» Brief:
Retype every entry in its entirety, without alteration.

*-*-*

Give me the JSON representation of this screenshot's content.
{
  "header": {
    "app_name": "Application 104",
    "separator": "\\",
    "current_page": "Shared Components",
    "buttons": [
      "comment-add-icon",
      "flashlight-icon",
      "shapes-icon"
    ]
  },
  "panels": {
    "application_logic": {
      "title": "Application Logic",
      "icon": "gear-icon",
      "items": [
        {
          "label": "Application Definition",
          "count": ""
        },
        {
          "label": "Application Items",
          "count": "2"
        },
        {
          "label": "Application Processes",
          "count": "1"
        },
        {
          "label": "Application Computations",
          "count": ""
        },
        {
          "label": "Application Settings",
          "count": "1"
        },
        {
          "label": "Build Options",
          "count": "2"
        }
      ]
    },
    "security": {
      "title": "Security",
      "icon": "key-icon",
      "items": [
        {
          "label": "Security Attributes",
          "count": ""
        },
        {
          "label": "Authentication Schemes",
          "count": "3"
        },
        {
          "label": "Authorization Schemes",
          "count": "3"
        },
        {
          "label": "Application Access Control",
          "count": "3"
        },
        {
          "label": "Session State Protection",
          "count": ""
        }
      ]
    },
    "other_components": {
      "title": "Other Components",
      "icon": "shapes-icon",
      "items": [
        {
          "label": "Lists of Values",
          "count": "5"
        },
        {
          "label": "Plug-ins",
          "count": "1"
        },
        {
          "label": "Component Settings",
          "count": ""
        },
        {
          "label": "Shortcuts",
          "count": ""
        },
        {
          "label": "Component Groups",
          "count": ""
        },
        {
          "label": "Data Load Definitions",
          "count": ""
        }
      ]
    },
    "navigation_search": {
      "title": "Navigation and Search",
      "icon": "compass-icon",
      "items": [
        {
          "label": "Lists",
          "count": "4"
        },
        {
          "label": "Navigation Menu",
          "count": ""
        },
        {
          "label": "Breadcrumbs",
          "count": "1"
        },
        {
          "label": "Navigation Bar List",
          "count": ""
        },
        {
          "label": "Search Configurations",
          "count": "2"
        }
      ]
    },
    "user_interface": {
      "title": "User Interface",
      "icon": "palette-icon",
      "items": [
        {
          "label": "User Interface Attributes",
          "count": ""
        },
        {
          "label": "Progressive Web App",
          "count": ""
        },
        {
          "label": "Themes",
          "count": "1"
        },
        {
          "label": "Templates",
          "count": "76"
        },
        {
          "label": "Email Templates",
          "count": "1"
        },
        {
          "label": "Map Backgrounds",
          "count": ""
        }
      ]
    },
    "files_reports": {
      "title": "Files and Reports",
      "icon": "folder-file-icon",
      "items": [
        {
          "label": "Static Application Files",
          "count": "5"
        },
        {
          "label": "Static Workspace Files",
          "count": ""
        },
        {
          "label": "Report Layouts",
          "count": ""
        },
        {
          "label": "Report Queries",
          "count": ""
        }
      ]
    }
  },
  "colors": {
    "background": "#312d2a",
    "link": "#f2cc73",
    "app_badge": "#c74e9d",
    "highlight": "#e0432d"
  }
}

*-*-*

» Solution for this task:
Give me the JSON representation of this screenshot's content.
{
  "header": {
    "app_name": "Application 104",
    "separator": "\\",
    "current_page": "Shared Components",
    "buttons": [
      "comment-add-icon",
      "flashlight-icon",
      "shapes-icon"
    ]
  },
  "panels": {
    "application_logic": {
      "title": "Application Logic",
      "icon": "gear-icon",
      "items": [
        {
          "label": "Application Definition",
          "count": ""
        },
        {
          "label": "Application Items",
          "count": "2"
        },
        {
          "label": "Application Processes",
          "count": "1"
        },
        {
          "label": "Application Computations",
          "count": ""
        },
        {
          "label": "Application Settings",
          "count": "1"
        },
        {
          "label": "Build Options",
          "count": "2"
        }
      ]
    },
    "security": {
      "title": "Security",
      "icon": "key-icon",
      "items": [
        {
          "label": "Security Attributes",
          "count": ""
        },
        {
          "label": "Authentication Schemes",
          "count": "3"
        },
        {
          "label": "Authorization Schemes",
          "count": "3"
        },
        {
          "label": "Application Access Control",
          "count": "3"
        },
        {
          "label": "Session State Protection",
          "count": ""
        }
      ]
    },
    "other_components": {
      "title": "Other Components",
      "icon": "shapes-icon",
      "items": [
        {
          "label": "Lists of Values",
          "count": "5"
        },
        {
          "label": "Plug-ins",
          "count": "1"
        },
        {
          "label": "Component Settings",
          "count": ""
        },
        {
          "label": "Shortcuts",
          "count": ""
        },
        {
          "label": "Component Groups",
          "count": ""
        },
        {
          "label": "Data Load Definitions",
          "count": ""
        }
      ]
    },
    "navigation_search": {
      "title": "Navigation and Search",
      "icon": "compass-icon",
      "items": [
        {
          "label": "Lists",
          "count": "4"
        },
        {
          "label": "Navigation Menu",
          "count": ""
        },
        {
          "label": "Breadcrumbs",
          "count": "1"
        },
        {
          "label": "Navigation Bar List",
          "count": ""
        },
        {
          "label": "Search Configurations",
          "count": "2"
        }
      ]
    },
    "user_interface": {
      "title": "User Interface",
      "icon": "palette-icon",
      "items": [
        {
          "label": "User Interface Attributes",
          "count": ""
        },
        {
          "label": "Progressive Web App",
          "count": ""
        },
        {
          "label": "Themes",
          "count": "1"
        },
        {
          "label": "Templates",
          "count": "76"
        },
        {
          "label": "Email Templates",
          "count": "1"
        },
        {
          "label": "Map Backgrounds",
          "count": ""
        }
      ]
    },
    "files_reports": {
      "title": "Files and Reports",
      "icon": "folder-file-icon",
      "items": [
        {
          "label": "Static Application Files",
          "count": "5"
        },
        {
          "label": "Static Workspace Files",
          "count": ""
        },
        {
          "label": "Report Layouts",
          "count": ""
        },
        {
          "label": "Report Queries",
          "count": ""
        }
      ]
    }
  },
  "colors": {
    "background": "#312d2a",
    "link": "#f2cc73",
    "app_badge": "#c74e9d",
    "highlight": "#e0432d"
  }
}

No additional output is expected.